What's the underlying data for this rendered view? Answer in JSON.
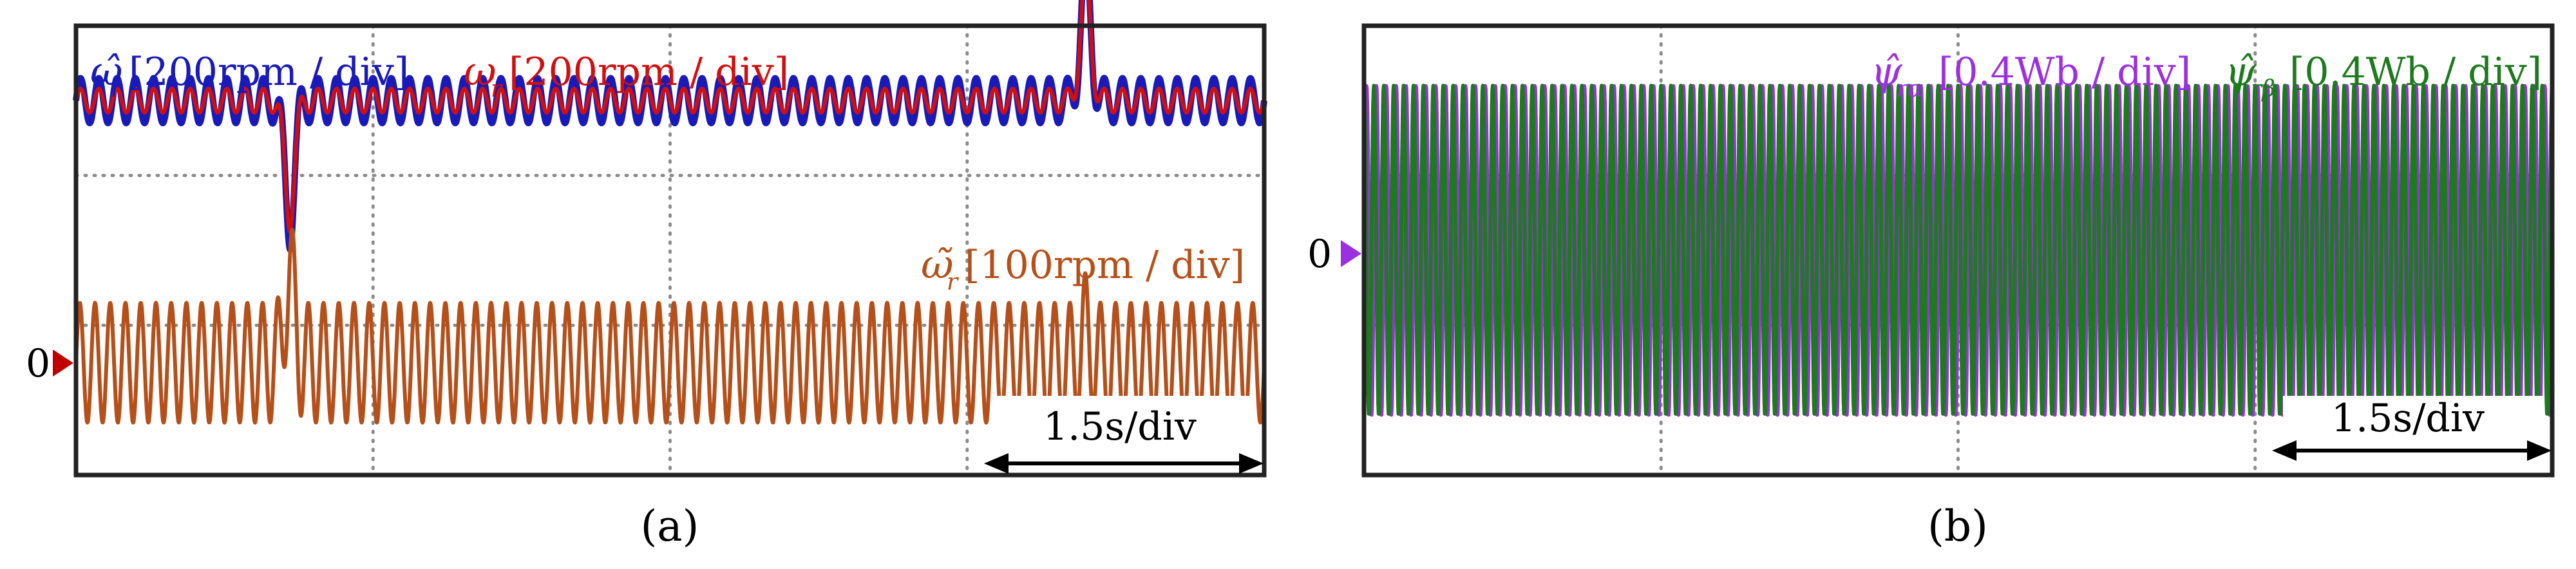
{
  "figure": {
    "panel_a_caption": "(a)",
    "panel_b_caption": "(b)"
  },
  "chart_data": [
    {
      "panel": "a",
      "type": "line",
      "title": "",
      "xlabel": "",
      "ylabel": "",
      "grid": true,
      "x_divisions": 4,
      "y_divisions": 3,
      "time_scale": "1.5s/div",
      "zero_marker_label": "0",
      "zero_marker_color": "#c00000",
      "series": [
        {
          "name": "estimated speed",
          "symbol": "ω̂",
          "subscript": "r",
          "scale": "[200rpm / div]",
          "color": "#1a1ab8",
          "baseline_div": 2.5,
          "ripple_amplitude_div": 0.15,
          "ripple_cycles": 65,
          "transients": [
            {
              "at_fraction": 0.18,
              "peak_div": -0.85
            },
            {
              "at_fraction": 0.85,
              "peak_div": 0.9
            }
          ]
        },
        {
          "name": "actual speed",
          "symbol": "ω",
          "subscript": "r",
          "scale": "[200rpm / div]",
          "color": "#d01010",
          "baseline_div": 2.5,
          "ripple_amplitude_div": 0.08,
          "ripple_cycles": 65,
          "transients": [
            {
              "at_fraction": 0.18,
              "peak_div": -0.8
            },
            {
              "at_fraction": 0.85,
              "peak_div": 0.85
            }
          ]
        },
        {
          "name": "speed error",
          "symbol": "ω̃",
          "subscript": "r",
          "scale": "[100rpm / div]",
          "color": "#b5501a",
          "baseline_div": 0.75,
          "ripple_amplitude_div": 0.4,
          "ripple_cycles": 78,
          "transients": [
            {
              "at_fraction": 0.18,
              "peak_div": 0.6
            },
            {
              "at_fraction": 0.85,
              "peak_div": 0.2
            }
          ]
        }
      ]
    },
    {
      "panel": "b",
      "type": "line",
      "title": "",
      "xlabel": "",
      "ylabel": "",
      "grid": true,
      "x_divisions": 4,
      "y_divisions": 3,
      "time_scale": "1.5s/div",
      "zero_marker_label": "0",
      "zero_marker_color": "#9b30e0",
      "series": [
        {
          "name": "estimated rotor flux alpha",
          "symbol": "ψ̂",
          "subscript": "rα",
          "scale": "[0.4Wb / div]",
          "color": "#9b30e0",
          "baseline_div": 1.5,
          "ripple_amplitude_div": 1.1,
          "ripple_cycles": 120,
          "phase_deg": 0
        },
        {
          "name": "estimated rotor flux beta",
          "symbol": "ψ̂",
          "subscript": "rβ",
          "scale": "[0.4Wb / div]",
          "color": "#1e7a1e",
          "baseline_div": 1.5,
          "ripple_amplitude_div": 1.1,
          "ripple_cycles": 120,
          "phase_deg": 90
        }
      ]
    }
  ]
}
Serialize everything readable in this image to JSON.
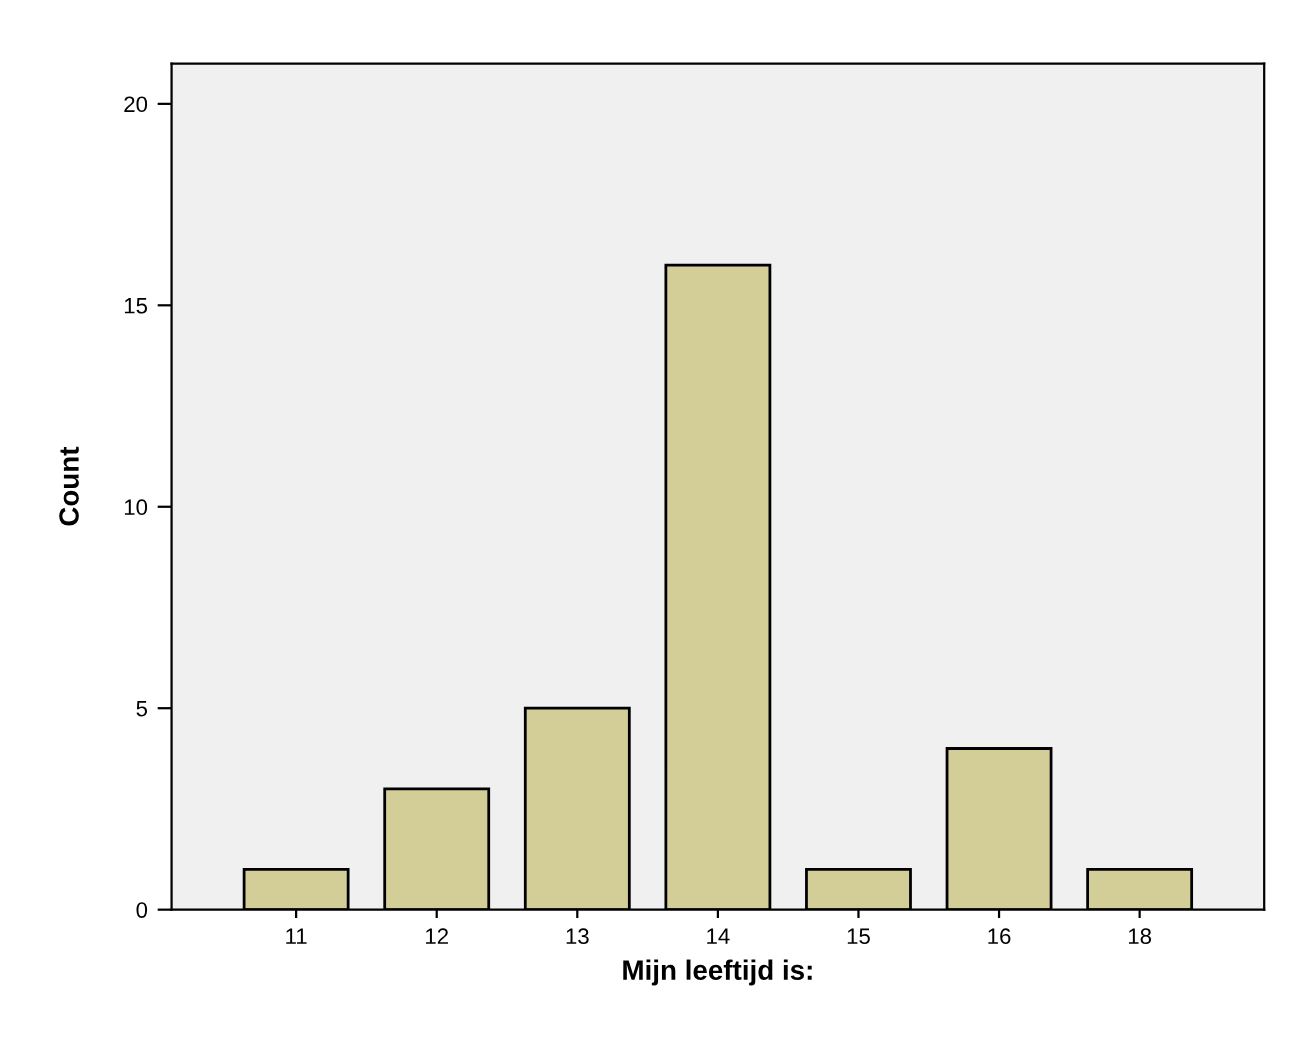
{
  "chart_data": {
    "type": "bar",
    "xlabel": "Mijn leeftijd is:",
    "ylabel": "Count",
    "categories": [
      "11",
      "12",
      "13",
      "14",
      "15",
      "16",
      "18"
    ],
    "values": [
      1,
      3,
      5,
      16,
      1,
      4,
      1
    ],
    "color": "#d3ce97",
    "ylim": [
      0,
      21
    ],
    "yticks": [
      0,
      5,
      10,
      15,
      20
    ],
    "grid": false
  }
}
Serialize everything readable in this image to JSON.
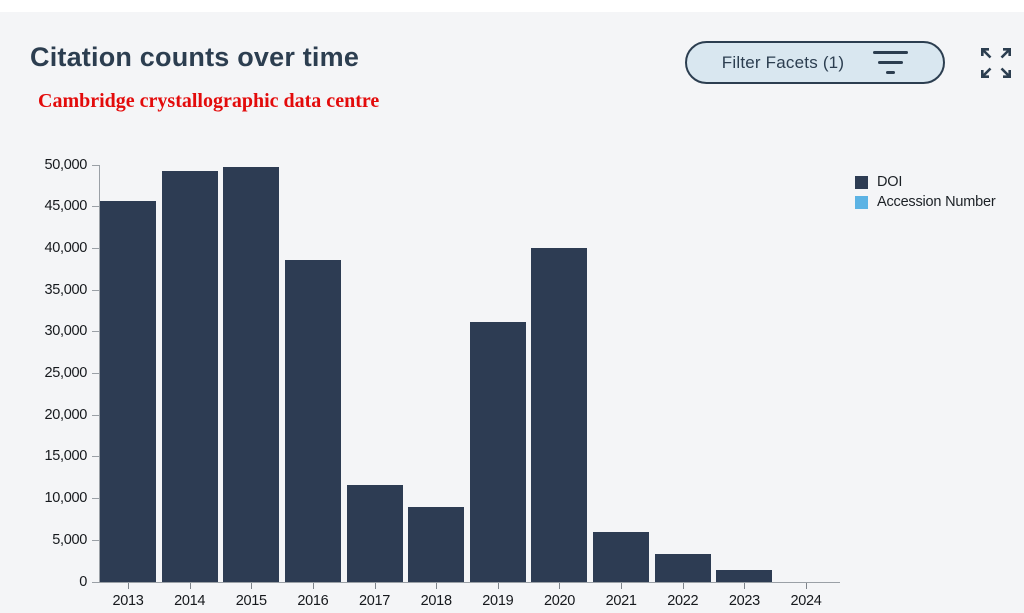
{
  "page": {
    "title": "Citation counts over time",
    "subtitle": "Cambridge crystallographic data centre"
  },
  "toolbar": {
    "filter_button_label": "Filter Facets (1)"
  },
  "colors": {
    "page_bg": "#f4f5f7",
    "title_navy": "#2c3e50",
    "subtitle_red": "#e30b0b",
    "button_bg": "#d9e7f0",
    "axis_line": "#9aa0a6",
    "bar_doi": "#2d3c53",
    "bar_accession": "#5cb3e4"
  },
  "legend": {
    "items": [
      {
        "label": "DOI",
        "color": "#2d3c53"
      },
      {
        "label": "Accession Number",
        "color": "#5cb3e4"
      }
    ]
  },
  "chart_data": {
    "type": "bar",
    "title": "Citation counts over time",
    "xlabel": "",
    "ylabel": "",
    "categories": [
      "2013",
      "2014",
      "2015",
      "2016",
      "2017",
      "2018",
      "2019",
      "2020",
      "2021",
      "2022",
      "2023",
      "2024"
    ],
    "series": [
      {
        "name": "DOI",
        "color": "#2d3c53",
        "values": [
          45700,
          49300,
          49800,
          38600,
          11600,
          9000,
          31200,
          40000,
          6000,
          3400,
          1400,
          0
        ]
      },
      {
        "name": "Accession Number",
        "color": "#5cb3e4",
        "values": [
          0,
          0,
          0,
          0,
          0,
          0,
          0,
          0,
          0,
          0,
          0,
          0
        ]
      }
    ],
    "ylim": [
      0,
      50000
    ],
    "ytick_step": 5000,
    "ytick_labels": [
      "0",
      "5,000",
      "10,000",
      "15,000",
      "20,000",
      "25,000",
      "30,000",
      "35,000",
      "40,000",
      "45,000",
      "50,000"
    ],
    "grid": false,
    "legend_position": "top-right"
  }
}
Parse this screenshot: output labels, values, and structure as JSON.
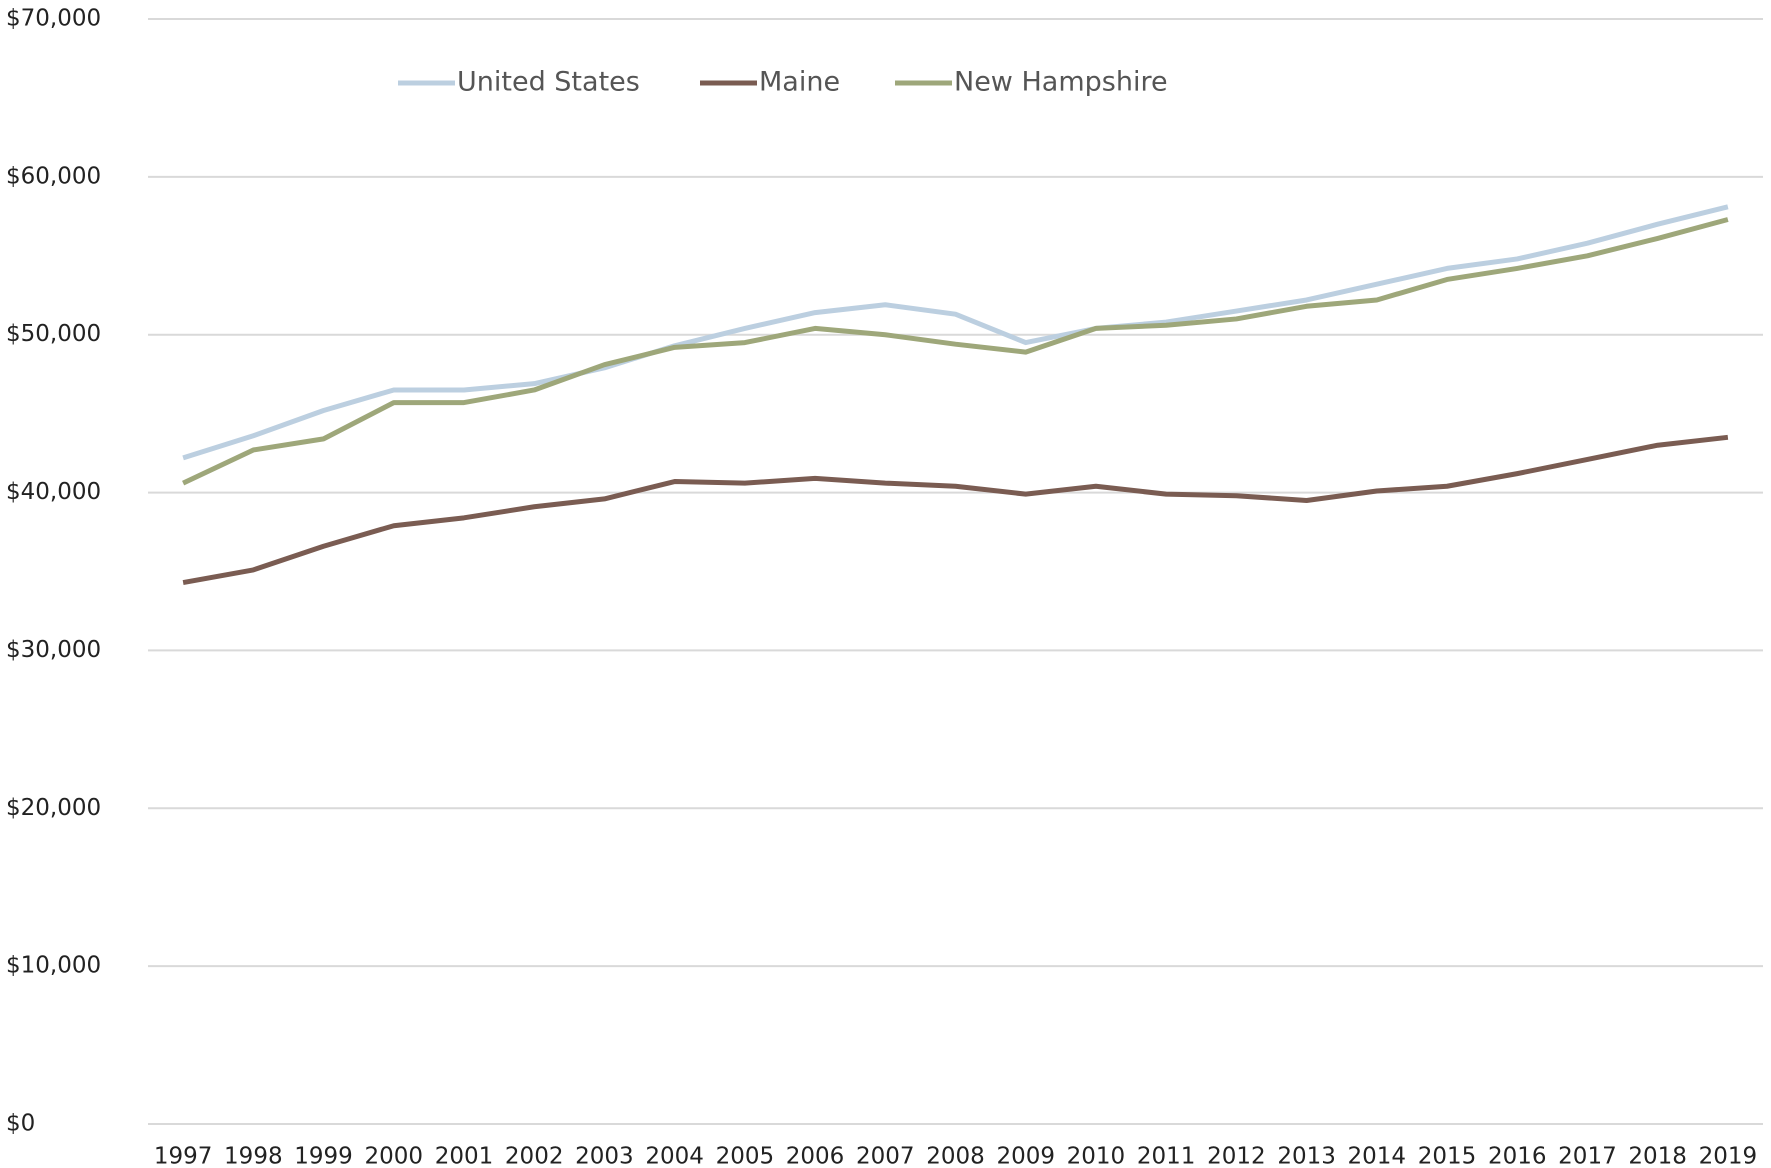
{
  "chart_data": {
    "type": "line",
    "categories": [
      "1997",
      "1998",
      "1999",
      "2000",
      "2001",
      "2002",
      "2003",
      "2004",
      "2005",
      "2006",
      "2007",
      "2008",
      "2009",
      "2010",
      "2011",
      "2012",
      "2013",
      "2014",
      "2015",
      "2016",
      "2017",
      "2018",
      "2019"
    ],
    "series": [
      {
        "name": "United States",
        "color": "#bccfe0",
        "values": [
          42200,
          43600,
          45200,
          46500,
          46500,
          46900,
          47900,
          49300,
          50400,
          51400,
          51900,
          51300,
          49500,
          50400,
          50800,
          51500,
          52200,
          53200,
          54200,
          54800,
          55800,
          57000,
          58100
        ]
      },
      {
        "name": "Maine",
        "color": "#7a5c52",
        "values": [
          34300,
          35100,
          36600,
          37900,
          38400,
          39100,
          39600,
          40700,
          40600,
          40900,
          40600,
          40400,
          39900,
          40400,
          39900,
          39800,
          39500,
          40100,
          40400,
          41200,
          42100,
          43000,
          43500
        ]
      },
      {
        "name": "New Hampshire",
        "color": "#9ea77a",
        "values": [
          40600,
          42700,
          43400,
          45700,
          45700,
          46500,
          48100,
          49200,
          49500,
          50400,
          50000,
          49400,
          48900,
          50400,
          50600,
          51000,
          51800,
          52200,
          53500,
          54200,
          55000,
          56100,
          57300
        ]
      }
    ],
    "ylim": [
      0,
      70000
    ],
    "yticks": [
      {
        "value": 0,
        "label": "$0"
      },
      {
        "value": 10000,
        "label": "$10,000"
      },
      {
        "value": 20000,
        "label": "$20,000"
      },
      {
        "value": 30000,
        "label": "$30,000"
      },
      {
        "value": 40000,
        "label": "$40,000"
      },
      {
        "value": 50000,
        "label": "$50,000"
      },
      {
        "value": 60000,
        "label": "$60,000"
      },
      {
        "value": 70000,
        "label": "$70,000"
      }
    ],
    "grid": true,
    "legend": "top"
  }
}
....
> [WHAT THE TASK ASKS] Quote in full the listing given above; the images are to be left out.

> [WRITTEN REPLY]
What's the underlying data for this rendered view? Answer in JSON.
{
  "figure": {
    "panel_a_caption": "(a)",
    "panel_b_caption": "(b)"
  },
  "chart_data": [
    {
      "panel": "a",
      "type": "line",
      "title": "",
      "xlabel": "",
      "ylabel": "",
      "grid": true,
      "x_divisions": 4,
      "y_divisions": 3,
      "time_scale": "1.5s/div",
      "zero_marker_label": "0",
      "zero_marker_color": "#c00000",
      "series": [
        {
          "name": "estimated speed",
          "symbol": "ω̂",
          "subscript": "r",
          "scale": "[200rpm / div]",
          "color": "#1a1ab8",
          "baseline_div": 2.5,
          "ripple_amplitude_div": 0.15,
          "ripple_cycles": 65,
          "transients": [
            {
              "at_fraction": 0.18,
              "peak_div": -0.85
            },
            {
              "at_fraction": 0.85,
              "peak_div": 0.9
            }
          ]
        },
        {
          "name": "actual speed",
          "symbol": "ω",
          "subscript": "r",
          "scale": "[200rpm / div]",
          "color": "#d01010",
          "baseline_div": 2.5,
          "ripple_amplitude_div": 0.08,
          "ripple_cycles": 65,
          "transients": [
            {
              "at_fraction": 0.18,
              "peak_div": -0.8
            },
            {
              "at_fraction": 0.85,
              "peak_div": 0.85
            }
          ]
        },
        {
          "name": "speed error",
          "symbol": "ω̃",
          "subscript": "r",
          "scale": "[100rpm / div]",
          "color": "#b5501a",
          "baseline_div": 0.75,
          "ripple_amplitude_div": 0.4,
          "ripple_cycles": 78,
          "transients": [
            {
              "at_fraction": 0.18,
              "peak_div": 0.6
            },
            {
              "at_fraction": 0.85,
              "peak_div": 0.2
            }
          ]
        }
      ]
    },
    {
      "panel": "b",
      "type": "line",
      "title": "",
      "xlabel": "",
      "ylabel": "",
      "grid": true,
      "x_divisions": 4,
      "y_divisions": 3,
      "time_scale": "1.5s/div",
      "zero_marker_label": "0",
      "zero_marker_color": "#9b30e0",
      "series": [
        {
          "name": "estimated rotor flux alpha",
          "symbol": "ψ̂",
          "subscript": "rα",
          "scale": "[0.4Wb / div]",
          "color": "#9b30e0",
          "baseline_div": 1.5,
          "ripple_amplitude_div": 1.1,
          "ripple_cycles": 120,
          "phase_deg": 0
        },
        {
          "name": "estimated rotor flux beta",
          "symbol": "ψ̂",
          "subscript": "rβ",
          "scale": "[0.4Wb / div]",
          "color": "#1e7a1e",
          "baseline_div": 1.5,
          "ripple_amplitude_div": 1.1,
          "ripple_cycles": 120,
          "phase_deg": 90
        }
      ]
    }
  ]
}
Serialize everything readable in this image to JSON.
{
  "chart_data": {
    "type": "bar",
    "xlabel": "Mijn leeftijd is:",
    "ylabel": "Count",
    "categories": [
      "11",
      "12",
      "13",
      "14",
      "15",
      "16",
      "18"
    ],
    "values": [
      1,
      3,
      5,
      16,
      1,
      4,
      1
    ],
    "color": "#d3ce97",
    "ylim": [
      0,
      21
    ],
    "yticks": [
      0,
      5,
      10,
      15,
      20
    ],
    "grid": false
  }
}
Serialize everything readable in this image to JSON.
{
  "page": {
    "title": "Citation counts over time",
    "subtitle": "Cambridge crystallographic data centre"
  },
  "toolbar": {
    "filter_button_label": "Filter Facets (1)"
  },
  "colors": {
    "page_bg": "#f4f5f7",
    "title_navy": "#2c3e50",
    "subtitle_red": "#e30b0b",
    "button_bg": "#d9e7f0",
    "axis_line": "#9aa0a6",
    "bar_doi": "#2d3c53",
    "bar_accession": "#5cb3e4"
  },
  "legend": {
    "items": [
      {
        "label": "DOI",
        "color": "#2d3c53"
      },
      {
        "label": "Accession Number",
        "color": "#5cb3e4"
      }
    ]
  },
  "chart_data": {
    "type": "bar",
    "title": "Citation counts over time",
    "xlabel": "",
    "ylabel": "",
    "categories": [
      "2013",
      "2014",
      "2015",
      "2016",
      "2017",
      "2018",
      "2019",
      "2020",
      "2021",
      "2022",
      "2023",
      "2024"
    ],
    "series": [
      {
        "name": "DOI",
        "color": "#2d3c53",
        "values": [
          45700,
          49300,
          49800,
          38600,
          11600,
          9000,
          31200,
          40000,
          6000,
          3400,
          1400,
          0
        ]
      },
      {
        "name": "Accession Number",
        "color": "#5cb3e4",
        "values": [
          0,
          0,
          0,
          0,
          0,
          0,
          0,
          0,
          0,
          0,
          0,
          0
        ]
      }
    ],
    "ylim": [
      0,
      50000
    ],
    "ytick_step": 5000,
    "ytick_labels": [
      "0",
      "5,000",
      "10,000",
      "15,000",
      "20,000",
      "25,000",
      "30,000",
      "35,000",
      "40,000",
      "45,000",
      "50,000"
    ],
    "grid": false,
    "legend_position": "top-right"
  }
}
Parse this screenshot: output labels, values, and structure as JSON.
{
  "chart_data": {
    "type": "line",
    "categories": [
      "1997",
      "1998",
      "1999",
      "2000",
      "2001",
      "2002",
      "2003",
      "2004",
      "2005",
      "2006",
      "2007",
      "2008",
      "2009",
      "2010",
      "2011",
      "2012",
      "2013",
      "2014",
      "2015",
      "2016",
      "2017",
      "2018",
      "2019"
    ],
    "series": [
      {
        "name": "United States",
        "color": "#bccfe0",
        "values": [
          42200,
          43600,
          45200,
          46500,
          46500,
          46900,
          47900,
          49300,
          50400,
          51400,
          51900,
          51300,
          49500,
          50400,
          50800,
          51500,
          52200,
          53200,
          54200,
          54800,
          55800,
          57000,
          58100
        ]
      },
      {
        "name": "Maine",
        "color": "#7a5c52",
        "values": [
          34300,
          35100,
          36600,
          37900,
          38400,
          39100,
          39600,
          40700,
          40600,
          40900,
          40600,
          40400,
          39900,
          40400,
          39900,
          39800,
          39500,
          40100,
          40400,
          41200,
          42100,
          43000,
          43500
        ]
      },
      {
        "name": "New Hampshire",
        "color": "#9ea77a",
        "values": [
          40600,
          42700,
          43400,
          45700,
          45700,
          46500,
          48100,
          49200,
          49500,
          50400,
          50000,
          49400,
          48900,
          50400,
          50600,
          51000,
          51800,
          52200,
          53500,
          54200,
          55000,
          56100,
          57300
        ]
      }
    ],
    "ylim": [
      0,
      70000
    ],
    "yticks": [
      {
        "value": 0,
        "label": "$0"
      },
      {
        "value": 10000,
        "label": "$10,000"
      },
      {
        "value": 20000,
        "label": "$20,000"
      },
      {
        "value": 30000,
        "label": "$30,000"
      },
      {
        "value": 40000,
        "label": "$40,000"
      },
      {
        "value": 50000,
        "label": "$50,000"
      },
      {
        "value": 60000,
        "label": "$60,000"
      },
      {
        "value": 70000,
        "label": "$70,000"
      }
    ],
    "grid": true,
    "legend": "top"
  }
}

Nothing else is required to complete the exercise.